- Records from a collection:

- - -

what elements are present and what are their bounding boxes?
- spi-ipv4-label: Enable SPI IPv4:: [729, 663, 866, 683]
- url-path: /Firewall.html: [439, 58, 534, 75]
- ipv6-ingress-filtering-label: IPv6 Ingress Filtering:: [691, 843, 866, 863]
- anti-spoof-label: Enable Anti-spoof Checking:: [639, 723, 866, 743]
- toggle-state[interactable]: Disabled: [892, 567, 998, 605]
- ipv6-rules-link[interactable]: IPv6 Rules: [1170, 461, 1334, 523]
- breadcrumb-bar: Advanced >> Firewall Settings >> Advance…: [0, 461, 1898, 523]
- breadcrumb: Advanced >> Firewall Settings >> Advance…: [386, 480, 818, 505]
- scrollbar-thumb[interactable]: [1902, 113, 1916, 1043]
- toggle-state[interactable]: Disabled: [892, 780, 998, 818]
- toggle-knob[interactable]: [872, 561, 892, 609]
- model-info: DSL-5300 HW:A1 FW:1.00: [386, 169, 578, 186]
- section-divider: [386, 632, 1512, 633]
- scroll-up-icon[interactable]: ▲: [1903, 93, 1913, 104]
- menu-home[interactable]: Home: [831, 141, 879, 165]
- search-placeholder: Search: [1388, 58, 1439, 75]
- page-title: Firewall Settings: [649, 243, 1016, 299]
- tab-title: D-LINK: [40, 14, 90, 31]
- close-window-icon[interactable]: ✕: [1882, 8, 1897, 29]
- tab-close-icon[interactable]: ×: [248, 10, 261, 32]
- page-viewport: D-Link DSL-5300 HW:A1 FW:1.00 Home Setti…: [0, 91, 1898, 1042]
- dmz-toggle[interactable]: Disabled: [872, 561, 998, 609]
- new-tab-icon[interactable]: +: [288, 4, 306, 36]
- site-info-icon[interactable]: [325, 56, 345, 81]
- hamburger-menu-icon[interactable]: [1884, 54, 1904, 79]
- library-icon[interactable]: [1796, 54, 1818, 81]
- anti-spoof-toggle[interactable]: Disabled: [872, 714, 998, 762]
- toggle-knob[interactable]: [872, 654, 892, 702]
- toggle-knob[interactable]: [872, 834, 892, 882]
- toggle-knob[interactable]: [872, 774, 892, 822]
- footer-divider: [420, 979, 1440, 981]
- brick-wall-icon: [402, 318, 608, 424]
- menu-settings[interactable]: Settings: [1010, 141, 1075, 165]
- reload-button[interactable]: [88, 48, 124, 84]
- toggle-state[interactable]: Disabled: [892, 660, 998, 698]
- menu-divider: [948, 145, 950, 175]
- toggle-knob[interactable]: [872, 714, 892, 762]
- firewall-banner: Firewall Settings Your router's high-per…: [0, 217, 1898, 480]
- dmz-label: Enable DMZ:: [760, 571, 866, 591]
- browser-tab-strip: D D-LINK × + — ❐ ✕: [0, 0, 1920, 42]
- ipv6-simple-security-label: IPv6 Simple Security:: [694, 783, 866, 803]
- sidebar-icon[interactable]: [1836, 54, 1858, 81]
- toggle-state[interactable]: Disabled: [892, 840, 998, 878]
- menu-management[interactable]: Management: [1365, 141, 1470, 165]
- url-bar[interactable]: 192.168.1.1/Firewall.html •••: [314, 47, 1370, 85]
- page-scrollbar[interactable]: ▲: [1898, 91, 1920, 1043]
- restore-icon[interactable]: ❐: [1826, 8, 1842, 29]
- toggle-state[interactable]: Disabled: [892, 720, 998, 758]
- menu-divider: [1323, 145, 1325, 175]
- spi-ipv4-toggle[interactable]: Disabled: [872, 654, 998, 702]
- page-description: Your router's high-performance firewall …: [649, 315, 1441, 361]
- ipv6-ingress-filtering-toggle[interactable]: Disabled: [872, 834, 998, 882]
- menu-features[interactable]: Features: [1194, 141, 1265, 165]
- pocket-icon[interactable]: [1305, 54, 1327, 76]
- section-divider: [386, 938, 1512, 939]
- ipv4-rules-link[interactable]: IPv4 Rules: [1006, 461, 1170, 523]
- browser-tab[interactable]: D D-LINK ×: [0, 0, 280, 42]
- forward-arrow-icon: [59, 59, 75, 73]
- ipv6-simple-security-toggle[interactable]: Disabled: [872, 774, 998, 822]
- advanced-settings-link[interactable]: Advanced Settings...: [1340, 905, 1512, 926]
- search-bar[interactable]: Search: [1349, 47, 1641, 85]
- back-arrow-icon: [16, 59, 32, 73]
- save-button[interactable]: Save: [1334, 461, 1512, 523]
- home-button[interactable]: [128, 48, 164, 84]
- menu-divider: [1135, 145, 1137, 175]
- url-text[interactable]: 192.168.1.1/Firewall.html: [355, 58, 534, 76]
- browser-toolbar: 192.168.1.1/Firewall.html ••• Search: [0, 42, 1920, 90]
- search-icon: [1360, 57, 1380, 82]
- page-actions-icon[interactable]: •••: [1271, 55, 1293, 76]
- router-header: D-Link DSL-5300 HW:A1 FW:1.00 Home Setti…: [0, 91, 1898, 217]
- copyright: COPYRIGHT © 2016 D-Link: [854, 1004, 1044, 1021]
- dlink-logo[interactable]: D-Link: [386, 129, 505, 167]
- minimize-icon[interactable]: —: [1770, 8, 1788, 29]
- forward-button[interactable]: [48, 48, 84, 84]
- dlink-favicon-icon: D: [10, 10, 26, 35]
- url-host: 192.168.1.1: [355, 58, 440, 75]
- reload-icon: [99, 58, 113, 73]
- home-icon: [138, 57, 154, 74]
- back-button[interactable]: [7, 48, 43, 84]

- - -

- TASK PROMPT:
In the records from their start through the line containing "- hamburger-menu-icon[interactable]: [1884, 54, 1904, 79]", rename "Disabled" to "Enabled" and give those lines back with nothing else changed.

- SOLUTION TO THIS EXERCISE:
what elements are present and what are their bounding boxes?
- spi-ipv4-label: Enable SPI IPv4:: [729, 663, 866, 683]
- url-path: /Firewall.html: [439, 58, 534, 75]
- ipv6-ingress-filtering-label: IPv6 Ingress Filtering:: [691, 843, 866, 863]
- anti-spoof-label: Enable Anti-spoof Checking:: [639, 723, 866, 743]
- toggle-state[interactable]: Enabled: [892, 567, 998, 605]
- ipv6-rules-link[interactable]: IPv6 Rules: [1170, 461, 1334, 523]
- breadcrumb-bar: Advanced >> Firewall Settings >> Advance…: [0, 461, 1898, 523]
- breadcrumb: Advanced >> Firewall Settings >> Advance…: [386, 480, 818, 505]
- scrollbar-thumb[interactable]: [1902, 113, 1916, 1043]
- toggle-state[interactable]: Enabled: [892, 780, 998, 818]
- toggle-knob[interactable]: [872, 561, 892, 609]
- model-info: DSL-5300 HW:A1 FW:1.00: [386, 169, 578, 186]
- section-divider: [386, 632, 1512, 633]
- scroll-up-icon[interactable]: ▲: [1903, 93, 1913, 104]
- menu-home[interactable]: Home: [831, 141, 879, 165]
- search-placeholder: Search: [1388, 58, 1439, 75]
- page-title: Firewall Settings: [649, 243, 1016, 299]
- tab-title: D-LINK: [40, 14, 90, 31]
- close-window-icon[interactable]: ✕: [1882, 8, 1897, 29]
- tab-close-icon[interactable]: ×: [248, 10, 261, 32]
- page-viewport: D-Link DSL-5300 HW:A1 FW:1.00 Home Setti…: [0, 91, 1898, 1042]
- dmz-toggle[interactable]: Enabled: [872, 561, 998, 609]
- new-tab-icon[interactable]: +: [288, 4, 306, 36]
- site-info-icon[interactable]: [325, 56, 345, 81]
- hamburger-menu-icon[interactable]: [1884, 54, 1904, 79]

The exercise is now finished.